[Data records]
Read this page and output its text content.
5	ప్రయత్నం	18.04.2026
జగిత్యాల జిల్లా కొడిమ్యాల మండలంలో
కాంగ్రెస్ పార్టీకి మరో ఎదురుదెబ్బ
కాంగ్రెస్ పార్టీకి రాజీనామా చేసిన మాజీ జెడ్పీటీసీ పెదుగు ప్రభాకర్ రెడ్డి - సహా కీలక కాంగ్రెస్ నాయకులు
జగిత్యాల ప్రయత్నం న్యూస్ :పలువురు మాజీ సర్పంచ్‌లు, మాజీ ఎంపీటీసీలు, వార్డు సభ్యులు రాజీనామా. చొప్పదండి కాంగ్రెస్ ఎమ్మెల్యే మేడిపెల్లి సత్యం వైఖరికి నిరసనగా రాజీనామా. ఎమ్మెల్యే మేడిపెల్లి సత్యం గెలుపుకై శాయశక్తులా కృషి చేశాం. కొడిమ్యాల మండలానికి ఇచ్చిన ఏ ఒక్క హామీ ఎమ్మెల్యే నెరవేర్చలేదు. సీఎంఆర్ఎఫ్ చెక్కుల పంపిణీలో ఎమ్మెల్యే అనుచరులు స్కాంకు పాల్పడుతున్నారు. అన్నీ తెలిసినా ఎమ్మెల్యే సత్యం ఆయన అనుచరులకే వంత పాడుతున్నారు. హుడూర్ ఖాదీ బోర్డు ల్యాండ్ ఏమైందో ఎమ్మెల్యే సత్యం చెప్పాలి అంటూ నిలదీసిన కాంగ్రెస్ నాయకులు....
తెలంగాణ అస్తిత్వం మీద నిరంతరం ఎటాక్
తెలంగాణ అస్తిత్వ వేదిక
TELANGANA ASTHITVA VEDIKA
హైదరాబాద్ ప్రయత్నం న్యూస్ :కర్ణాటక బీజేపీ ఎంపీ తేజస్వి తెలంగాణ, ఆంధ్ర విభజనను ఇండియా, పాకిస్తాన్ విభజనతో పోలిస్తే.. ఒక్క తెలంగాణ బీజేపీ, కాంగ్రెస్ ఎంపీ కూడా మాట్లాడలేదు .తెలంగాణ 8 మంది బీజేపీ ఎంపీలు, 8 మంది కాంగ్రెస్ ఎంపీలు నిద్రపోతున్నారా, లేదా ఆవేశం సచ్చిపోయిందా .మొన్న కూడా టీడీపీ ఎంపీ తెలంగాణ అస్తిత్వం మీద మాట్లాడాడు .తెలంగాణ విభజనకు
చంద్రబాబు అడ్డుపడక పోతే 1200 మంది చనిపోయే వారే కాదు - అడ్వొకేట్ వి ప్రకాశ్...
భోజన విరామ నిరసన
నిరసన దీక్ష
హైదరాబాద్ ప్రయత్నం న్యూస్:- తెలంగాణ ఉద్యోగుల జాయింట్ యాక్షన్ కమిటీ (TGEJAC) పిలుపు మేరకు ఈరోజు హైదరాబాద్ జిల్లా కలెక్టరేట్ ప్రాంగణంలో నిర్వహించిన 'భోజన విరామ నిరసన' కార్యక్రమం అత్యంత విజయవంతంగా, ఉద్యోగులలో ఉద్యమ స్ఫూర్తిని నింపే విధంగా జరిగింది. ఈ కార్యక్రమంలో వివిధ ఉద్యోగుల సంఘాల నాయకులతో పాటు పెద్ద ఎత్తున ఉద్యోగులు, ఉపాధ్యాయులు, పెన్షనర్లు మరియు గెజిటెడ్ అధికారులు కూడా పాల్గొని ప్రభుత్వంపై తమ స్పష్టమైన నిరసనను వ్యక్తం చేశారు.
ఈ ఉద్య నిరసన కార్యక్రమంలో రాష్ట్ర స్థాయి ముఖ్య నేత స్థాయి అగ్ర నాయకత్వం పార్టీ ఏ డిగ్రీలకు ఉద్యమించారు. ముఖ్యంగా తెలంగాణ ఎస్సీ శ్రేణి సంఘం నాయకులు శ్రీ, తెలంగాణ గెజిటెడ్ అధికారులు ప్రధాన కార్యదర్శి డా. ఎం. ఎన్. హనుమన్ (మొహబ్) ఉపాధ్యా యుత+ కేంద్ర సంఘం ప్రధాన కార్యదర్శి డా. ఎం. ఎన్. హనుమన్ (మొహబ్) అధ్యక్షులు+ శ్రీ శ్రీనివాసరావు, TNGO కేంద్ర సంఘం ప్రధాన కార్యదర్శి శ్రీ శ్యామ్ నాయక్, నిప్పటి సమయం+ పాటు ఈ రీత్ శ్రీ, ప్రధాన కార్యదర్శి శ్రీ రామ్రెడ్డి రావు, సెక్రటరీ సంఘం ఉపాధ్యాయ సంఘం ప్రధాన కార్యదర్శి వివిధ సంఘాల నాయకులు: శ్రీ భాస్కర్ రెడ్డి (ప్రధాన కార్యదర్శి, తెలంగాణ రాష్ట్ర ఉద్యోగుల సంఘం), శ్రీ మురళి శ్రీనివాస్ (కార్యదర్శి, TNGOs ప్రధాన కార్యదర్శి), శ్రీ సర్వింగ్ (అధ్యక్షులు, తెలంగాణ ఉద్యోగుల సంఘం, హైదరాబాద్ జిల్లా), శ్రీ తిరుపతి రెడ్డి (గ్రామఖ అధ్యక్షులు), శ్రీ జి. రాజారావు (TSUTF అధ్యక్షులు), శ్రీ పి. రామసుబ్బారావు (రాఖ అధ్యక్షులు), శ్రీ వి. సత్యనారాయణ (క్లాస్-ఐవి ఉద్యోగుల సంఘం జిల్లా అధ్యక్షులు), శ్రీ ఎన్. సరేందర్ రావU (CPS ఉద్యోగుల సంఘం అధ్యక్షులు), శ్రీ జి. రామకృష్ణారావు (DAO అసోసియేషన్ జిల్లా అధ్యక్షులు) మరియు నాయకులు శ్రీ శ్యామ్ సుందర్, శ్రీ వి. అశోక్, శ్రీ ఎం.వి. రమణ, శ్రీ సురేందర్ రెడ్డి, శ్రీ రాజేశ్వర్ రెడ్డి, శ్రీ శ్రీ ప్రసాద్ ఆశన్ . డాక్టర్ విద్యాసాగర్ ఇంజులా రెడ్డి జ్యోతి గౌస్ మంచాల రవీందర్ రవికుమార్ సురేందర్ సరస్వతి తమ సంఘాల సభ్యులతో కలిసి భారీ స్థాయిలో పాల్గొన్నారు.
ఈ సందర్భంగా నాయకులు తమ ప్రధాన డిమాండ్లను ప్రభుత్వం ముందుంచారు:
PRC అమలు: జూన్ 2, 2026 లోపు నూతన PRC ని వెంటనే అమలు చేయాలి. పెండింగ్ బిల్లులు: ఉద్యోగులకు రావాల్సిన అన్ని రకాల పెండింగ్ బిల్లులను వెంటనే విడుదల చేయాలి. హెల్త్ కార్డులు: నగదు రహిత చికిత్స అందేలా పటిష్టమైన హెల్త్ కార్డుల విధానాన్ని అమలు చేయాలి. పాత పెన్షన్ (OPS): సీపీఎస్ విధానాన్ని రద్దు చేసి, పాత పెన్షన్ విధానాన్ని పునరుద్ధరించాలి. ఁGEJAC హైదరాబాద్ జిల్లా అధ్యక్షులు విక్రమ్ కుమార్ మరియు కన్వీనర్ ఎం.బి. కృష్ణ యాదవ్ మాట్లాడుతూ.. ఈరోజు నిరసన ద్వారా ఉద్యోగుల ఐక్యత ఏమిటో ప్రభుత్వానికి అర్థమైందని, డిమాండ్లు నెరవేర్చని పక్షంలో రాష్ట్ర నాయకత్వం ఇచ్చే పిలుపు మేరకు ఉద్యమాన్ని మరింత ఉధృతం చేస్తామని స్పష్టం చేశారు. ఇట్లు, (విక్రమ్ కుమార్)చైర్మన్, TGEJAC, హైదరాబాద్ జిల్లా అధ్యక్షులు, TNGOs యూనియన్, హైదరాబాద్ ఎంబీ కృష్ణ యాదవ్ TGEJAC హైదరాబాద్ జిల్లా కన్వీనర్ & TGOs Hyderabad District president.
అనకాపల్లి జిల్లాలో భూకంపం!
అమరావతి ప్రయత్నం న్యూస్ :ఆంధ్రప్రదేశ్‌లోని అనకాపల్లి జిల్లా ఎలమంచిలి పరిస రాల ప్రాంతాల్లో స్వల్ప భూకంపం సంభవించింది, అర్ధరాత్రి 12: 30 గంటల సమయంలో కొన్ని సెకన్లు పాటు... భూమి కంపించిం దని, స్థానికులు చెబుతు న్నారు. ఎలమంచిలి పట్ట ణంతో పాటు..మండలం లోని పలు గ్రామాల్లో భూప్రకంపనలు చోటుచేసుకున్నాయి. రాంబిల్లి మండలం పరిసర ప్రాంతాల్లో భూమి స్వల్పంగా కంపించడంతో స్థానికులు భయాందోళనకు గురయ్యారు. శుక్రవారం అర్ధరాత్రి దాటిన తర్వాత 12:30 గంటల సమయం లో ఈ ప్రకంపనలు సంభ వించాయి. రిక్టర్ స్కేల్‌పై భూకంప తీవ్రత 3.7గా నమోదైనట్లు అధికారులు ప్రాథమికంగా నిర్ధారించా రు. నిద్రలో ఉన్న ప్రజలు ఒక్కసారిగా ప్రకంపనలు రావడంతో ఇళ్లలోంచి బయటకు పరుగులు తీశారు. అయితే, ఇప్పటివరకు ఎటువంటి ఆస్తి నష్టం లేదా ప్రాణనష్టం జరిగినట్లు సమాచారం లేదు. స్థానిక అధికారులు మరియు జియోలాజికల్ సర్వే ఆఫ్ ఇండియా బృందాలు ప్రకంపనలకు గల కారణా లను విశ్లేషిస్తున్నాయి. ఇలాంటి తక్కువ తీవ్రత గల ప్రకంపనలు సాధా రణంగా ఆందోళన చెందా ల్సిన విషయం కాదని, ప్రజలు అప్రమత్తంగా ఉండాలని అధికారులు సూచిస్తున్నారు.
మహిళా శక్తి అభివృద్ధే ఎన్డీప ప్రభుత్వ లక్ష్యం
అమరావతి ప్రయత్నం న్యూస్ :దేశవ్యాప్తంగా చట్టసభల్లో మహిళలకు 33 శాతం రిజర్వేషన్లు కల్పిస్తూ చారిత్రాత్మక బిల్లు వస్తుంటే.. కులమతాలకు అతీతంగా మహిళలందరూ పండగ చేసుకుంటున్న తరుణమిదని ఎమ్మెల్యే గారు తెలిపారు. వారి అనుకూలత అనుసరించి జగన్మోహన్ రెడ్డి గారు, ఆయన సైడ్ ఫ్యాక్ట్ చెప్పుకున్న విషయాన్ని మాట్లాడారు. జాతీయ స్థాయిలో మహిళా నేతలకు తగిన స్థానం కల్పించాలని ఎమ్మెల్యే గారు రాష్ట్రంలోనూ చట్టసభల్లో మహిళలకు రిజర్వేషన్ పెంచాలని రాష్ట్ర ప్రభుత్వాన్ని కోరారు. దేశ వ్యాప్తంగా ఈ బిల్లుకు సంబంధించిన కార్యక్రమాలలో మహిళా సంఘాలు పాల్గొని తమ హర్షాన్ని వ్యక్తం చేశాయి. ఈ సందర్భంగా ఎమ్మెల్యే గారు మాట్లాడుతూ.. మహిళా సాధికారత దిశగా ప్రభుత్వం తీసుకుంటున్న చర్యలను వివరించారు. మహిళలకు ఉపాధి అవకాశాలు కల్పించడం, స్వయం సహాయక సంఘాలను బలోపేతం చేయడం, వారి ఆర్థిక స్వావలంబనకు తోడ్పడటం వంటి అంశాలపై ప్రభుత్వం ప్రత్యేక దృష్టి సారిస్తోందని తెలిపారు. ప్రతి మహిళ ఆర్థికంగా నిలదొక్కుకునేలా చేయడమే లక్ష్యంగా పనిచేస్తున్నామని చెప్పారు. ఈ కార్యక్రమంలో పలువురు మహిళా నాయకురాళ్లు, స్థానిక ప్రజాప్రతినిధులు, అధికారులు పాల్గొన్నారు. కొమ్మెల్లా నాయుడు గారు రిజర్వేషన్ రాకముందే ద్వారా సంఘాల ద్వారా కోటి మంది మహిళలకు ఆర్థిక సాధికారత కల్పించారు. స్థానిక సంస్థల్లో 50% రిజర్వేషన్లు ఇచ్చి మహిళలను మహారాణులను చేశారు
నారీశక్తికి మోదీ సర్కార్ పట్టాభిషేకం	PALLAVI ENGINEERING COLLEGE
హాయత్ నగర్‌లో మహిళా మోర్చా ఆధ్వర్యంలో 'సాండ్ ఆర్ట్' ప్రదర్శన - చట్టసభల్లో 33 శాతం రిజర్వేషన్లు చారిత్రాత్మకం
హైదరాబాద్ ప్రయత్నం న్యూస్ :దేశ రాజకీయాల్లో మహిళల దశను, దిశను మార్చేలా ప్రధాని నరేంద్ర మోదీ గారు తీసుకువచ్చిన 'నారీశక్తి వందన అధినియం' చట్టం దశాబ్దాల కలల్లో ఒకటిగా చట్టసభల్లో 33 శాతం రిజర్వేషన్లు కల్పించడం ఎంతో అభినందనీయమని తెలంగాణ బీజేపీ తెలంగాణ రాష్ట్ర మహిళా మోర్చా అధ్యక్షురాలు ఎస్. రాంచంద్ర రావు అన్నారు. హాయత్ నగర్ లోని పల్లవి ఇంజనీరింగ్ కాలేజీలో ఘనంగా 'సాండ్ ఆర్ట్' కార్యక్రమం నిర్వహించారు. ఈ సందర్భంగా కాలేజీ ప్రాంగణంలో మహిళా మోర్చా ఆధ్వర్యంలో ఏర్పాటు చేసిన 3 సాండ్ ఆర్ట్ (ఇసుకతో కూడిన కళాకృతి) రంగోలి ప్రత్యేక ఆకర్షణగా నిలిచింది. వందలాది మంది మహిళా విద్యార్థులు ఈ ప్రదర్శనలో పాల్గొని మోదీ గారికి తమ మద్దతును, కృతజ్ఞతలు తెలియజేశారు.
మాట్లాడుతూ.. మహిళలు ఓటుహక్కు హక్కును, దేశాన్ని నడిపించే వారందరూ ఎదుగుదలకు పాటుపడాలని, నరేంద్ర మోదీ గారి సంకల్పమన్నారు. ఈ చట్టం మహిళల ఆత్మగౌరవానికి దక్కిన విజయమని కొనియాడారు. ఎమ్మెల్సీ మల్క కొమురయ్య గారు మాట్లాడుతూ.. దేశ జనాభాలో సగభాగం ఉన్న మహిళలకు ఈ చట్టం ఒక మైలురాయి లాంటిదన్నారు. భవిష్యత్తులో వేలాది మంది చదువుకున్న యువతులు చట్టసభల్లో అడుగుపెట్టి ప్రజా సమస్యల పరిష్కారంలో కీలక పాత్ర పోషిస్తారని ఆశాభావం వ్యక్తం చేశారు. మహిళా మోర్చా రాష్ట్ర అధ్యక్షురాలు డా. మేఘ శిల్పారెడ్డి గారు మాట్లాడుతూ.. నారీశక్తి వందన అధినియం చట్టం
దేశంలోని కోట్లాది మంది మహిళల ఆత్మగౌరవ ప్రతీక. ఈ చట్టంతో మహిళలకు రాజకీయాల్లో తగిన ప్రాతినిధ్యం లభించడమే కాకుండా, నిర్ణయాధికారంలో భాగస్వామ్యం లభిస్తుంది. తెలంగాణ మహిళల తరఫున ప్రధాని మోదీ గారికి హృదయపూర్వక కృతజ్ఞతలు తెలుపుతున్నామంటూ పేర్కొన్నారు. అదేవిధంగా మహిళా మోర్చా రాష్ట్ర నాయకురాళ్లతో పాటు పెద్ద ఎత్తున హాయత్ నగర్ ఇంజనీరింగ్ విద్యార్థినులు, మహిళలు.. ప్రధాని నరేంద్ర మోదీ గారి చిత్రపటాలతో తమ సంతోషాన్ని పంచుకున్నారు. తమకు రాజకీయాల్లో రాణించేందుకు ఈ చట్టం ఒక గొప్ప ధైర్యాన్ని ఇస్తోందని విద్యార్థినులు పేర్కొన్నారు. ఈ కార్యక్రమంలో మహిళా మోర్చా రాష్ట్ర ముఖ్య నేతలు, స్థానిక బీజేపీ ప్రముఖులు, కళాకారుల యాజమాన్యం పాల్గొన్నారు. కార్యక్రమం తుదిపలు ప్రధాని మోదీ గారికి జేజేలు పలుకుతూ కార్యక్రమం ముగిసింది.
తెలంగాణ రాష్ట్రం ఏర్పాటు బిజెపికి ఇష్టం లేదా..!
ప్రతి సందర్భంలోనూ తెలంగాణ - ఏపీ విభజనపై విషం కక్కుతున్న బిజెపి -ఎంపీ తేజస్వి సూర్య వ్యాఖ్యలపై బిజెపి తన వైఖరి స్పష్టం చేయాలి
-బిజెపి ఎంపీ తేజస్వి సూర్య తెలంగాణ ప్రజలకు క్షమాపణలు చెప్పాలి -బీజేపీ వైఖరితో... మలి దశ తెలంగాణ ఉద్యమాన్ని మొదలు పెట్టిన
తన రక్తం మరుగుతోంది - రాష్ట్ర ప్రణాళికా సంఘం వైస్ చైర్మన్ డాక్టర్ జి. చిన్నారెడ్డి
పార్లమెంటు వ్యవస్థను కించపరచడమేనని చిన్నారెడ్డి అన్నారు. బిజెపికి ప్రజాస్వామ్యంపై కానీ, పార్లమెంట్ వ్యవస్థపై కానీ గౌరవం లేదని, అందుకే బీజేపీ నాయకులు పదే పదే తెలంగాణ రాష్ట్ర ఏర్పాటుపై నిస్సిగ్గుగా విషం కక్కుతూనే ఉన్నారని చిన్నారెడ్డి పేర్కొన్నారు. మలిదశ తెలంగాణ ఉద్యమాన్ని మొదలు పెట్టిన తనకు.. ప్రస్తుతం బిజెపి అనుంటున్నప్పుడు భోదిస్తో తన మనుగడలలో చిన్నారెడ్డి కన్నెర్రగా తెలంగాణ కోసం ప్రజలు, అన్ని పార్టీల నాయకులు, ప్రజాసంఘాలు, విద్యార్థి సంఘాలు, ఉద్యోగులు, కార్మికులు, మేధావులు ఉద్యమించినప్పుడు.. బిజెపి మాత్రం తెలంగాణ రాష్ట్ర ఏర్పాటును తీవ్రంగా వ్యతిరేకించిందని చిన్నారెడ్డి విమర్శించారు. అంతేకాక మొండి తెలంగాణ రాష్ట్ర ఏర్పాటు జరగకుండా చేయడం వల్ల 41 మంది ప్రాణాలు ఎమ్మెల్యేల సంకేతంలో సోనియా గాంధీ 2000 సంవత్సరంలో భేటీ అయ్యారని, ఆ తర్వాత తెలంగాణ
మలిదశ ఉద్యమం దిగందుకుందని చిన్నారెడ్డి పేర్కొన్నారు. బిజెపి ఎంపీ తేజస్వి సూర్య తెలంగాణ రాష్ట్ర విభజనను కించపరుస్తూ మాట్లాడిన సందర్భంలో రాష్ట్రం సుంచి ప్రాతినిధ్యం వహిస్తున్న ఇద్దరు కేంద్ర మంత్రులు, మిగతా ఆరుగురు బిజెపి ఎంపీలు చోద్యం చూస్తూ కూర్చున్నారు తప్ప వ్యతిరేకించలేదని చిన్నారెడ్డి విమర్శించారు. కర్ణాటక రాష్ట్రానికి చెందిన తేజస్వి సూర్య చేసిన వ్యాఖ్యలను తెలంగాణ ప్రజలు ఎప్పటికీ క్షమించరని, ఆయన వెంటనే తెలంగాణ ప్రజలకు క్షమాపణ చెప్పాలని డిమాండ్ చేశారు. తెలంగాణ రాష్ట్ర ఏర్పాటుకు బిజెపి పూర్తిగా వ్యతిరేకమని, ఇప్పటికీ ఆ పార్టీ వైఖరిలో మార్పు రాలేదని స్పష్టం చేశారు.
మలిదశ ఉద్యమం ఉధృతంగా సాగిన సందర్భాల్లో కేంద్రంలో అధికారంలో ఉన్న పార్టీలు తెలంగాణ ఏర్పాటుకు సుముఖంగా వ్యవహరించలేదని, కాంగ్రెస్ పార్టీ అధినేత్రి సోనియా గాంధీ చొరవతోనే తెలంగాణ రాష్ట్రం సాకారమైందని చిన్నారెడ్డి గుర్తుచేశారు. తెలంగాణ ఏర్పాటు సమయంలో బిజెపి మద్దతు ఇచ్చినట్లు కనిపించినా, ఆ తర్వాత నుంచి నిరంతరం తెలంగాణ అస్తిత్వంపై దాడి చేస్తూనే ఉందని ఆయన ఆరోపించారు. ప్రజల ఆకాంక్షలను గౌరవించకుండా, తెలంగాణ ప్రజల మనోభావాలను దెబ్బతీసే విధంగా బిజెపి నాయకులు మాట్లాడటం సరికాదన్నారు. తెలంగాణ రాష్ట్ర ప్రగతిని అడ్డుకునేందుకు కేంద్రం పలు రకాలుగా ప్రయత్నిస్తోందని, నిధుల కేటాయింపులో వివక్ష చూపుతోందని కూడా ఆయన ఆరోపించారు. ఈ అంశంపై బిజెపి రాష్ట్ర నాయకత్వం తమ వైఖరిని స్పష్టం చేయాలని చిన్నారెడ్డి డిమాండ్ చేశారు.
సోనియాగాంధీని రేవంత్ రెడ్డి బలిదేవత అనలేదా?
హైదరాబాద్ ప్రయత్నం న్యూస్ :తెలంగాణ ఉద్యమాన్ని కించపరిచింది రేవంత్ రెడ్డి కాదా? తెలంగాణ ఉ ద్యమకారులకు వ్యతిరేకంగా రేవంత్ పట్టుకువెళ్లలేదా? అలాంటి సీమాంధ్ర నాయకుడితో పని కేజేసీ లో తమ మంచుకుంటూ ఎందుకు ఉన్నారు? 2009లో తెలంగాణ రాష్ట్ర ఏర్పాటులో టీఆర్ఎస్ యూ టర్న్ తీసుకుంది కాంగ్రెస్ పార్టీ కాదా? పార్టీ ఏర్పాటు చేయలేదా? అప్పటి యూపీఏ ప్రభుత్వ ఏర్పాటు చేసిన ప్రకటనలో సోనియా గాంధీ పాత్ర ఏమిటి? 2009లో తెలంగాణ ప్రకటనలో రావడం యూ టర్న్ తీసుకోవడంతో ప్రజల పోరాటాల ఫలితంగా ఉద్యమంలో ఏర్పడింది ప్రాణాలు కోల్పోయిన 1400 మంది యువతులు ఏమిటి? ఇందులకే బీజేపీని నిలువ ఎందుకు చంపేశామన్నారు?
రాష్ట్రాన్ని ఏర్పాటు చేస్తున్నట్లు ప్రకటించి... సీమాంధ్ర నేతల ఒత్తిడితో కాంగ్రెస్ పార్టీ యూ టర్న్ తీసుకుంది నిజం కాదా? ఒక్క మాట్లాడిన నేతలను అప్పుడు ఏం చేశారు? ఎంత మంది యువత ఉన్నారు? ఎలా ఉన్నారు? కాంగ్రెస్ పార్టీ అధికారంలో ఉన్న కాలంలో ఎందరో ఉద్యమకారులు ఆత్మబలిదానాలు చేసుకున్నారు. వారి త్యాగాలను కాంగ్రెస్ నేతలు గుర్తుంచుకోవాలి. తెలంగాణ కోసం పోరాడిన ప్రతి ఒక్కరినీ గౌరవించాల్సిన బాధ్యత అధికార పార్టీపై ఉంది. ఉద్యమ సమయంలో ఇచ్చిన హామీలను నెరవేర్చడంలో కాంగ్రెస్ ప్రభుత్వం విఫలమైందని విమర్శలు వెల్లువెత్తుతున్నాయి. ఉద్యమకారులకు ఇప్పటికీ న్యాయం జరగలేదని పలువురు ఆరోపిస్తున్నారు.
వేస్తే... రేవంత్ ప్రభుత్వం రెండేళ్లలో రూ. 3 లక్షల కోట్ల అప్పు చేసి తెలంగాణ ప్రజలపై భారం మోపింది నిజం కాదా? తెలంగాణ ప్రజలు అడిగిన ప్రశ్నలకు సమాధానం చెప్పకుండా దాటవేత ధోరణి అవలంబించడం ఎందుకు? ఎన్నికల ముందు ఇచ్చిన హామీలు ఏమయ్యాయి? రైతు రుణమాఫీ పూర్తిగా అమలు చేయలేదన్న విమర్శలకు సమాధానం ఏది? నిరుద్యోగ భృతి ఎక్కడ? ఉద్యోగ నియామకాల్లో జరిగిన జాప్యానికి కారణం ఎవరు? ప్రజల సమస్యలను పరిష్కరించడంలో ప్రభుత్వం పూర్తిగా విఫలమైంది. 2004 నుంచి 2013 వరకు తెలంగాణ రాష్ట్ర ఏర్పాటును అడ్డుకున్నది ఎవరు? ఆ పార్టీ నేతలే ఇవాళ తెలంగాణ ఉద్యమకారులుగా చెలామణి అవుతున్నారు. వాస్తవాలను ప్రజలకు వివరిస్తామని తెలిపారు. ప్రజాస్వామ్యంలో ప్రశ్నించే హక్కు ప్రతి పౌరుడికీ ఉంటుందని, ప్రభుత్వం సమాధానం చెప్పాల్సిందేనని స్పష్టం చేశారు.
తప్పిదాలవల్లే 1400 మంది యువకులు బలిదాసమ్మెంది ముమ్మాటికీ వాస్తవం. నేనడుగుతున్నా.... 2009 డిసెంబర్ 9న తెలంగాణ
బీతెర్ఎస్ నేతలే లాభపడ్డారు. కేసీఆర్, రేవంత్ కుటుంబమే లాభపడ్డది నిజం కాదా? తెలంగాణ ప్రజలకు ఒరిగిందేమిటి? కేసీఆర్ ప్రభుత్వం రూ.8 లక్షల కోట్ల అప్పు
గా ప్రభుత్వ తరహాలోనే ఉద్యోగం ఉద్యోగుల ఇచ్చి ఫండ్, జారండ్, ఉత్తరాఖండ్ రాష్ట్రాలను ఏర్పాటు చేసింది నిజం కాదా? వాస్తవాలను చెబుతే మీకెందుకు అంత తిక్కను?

Description of the task: Check the data for the word "భజనన" and pull out the lines that have it.

Problem solution:
హైదరాబాద్ ప్రయత్నం న్యూస్ :కర్ణాటక బీజేపీ ఎంపీ తేజస్వి తెలంగాణ, ఆంధ్ర విభజనను ఇండియా, పాకిస్తాన్ విభజనతో పోలిస్తే.. ఒక్క తెలంగాణ బీజేపీ, కాంగ్రెస్ ఎంపీ కూడా మాట్లాడలేదు .తెలంగాణ 8 మంది బీజేపీ ఎంపీలు, 8 మంది కాంగ్రెస్ ఎంపీలు నిద్రపోతున్నారా, లేదా ఆవేశం సచ్చిపోయిందా .మొన్న కూడా టీడీపీ ఎంపీ తెలంగాణ అస్తిత్వం మీద మాట్లాడాడు .తెలంగాణ విభజనకు
మలిదశ ఉద్యమం దిగందుకుందని చిన్నారెడ్డి పేర్కొన్నారు. బిజెపి ఎంపీ తేజస్వి సూర్య తెలంగాణ రాష్ట్ర విభజనను కించపరుస్తూ మాట్లాడిన సందర్భంలో రాష్ట్రం సుంచి ప్రాతినిధ్యం వహిస్తున్న ఇద్దరు కేంద్ర మంత్రులు, మిగతా ఆరుగురు బిజెపి ఎంపీలు చోద్యం చూస్తూ కూర్చున్నారు తప్ప వ్యతిరేకించలేదని చిన్నారెడ్డి విమర్శించారు. కర్ణాటక రాష్ట్రానికి చెందిన తేజస్వి సూర్య చేసిన వ్యాఖ్యలను తెలంగాణ ప్రజలు ఎప్పటికీ క్షమించరని, ఆయన వెంటనే తెలంగాణ ప్రజలకు క్షమాపణ చెప్పాలని డిమాండ్ చేశారు. తెలంగాణ రాష్ట్ర ఏర్పాటుకు బిజెపి పూర్తిగా వ్యతిరేకమని, ఇప్పటికీ ఆ పార్టీ వైఖరిలో మార్పు రాలేదని స్పష్టం చేశారు.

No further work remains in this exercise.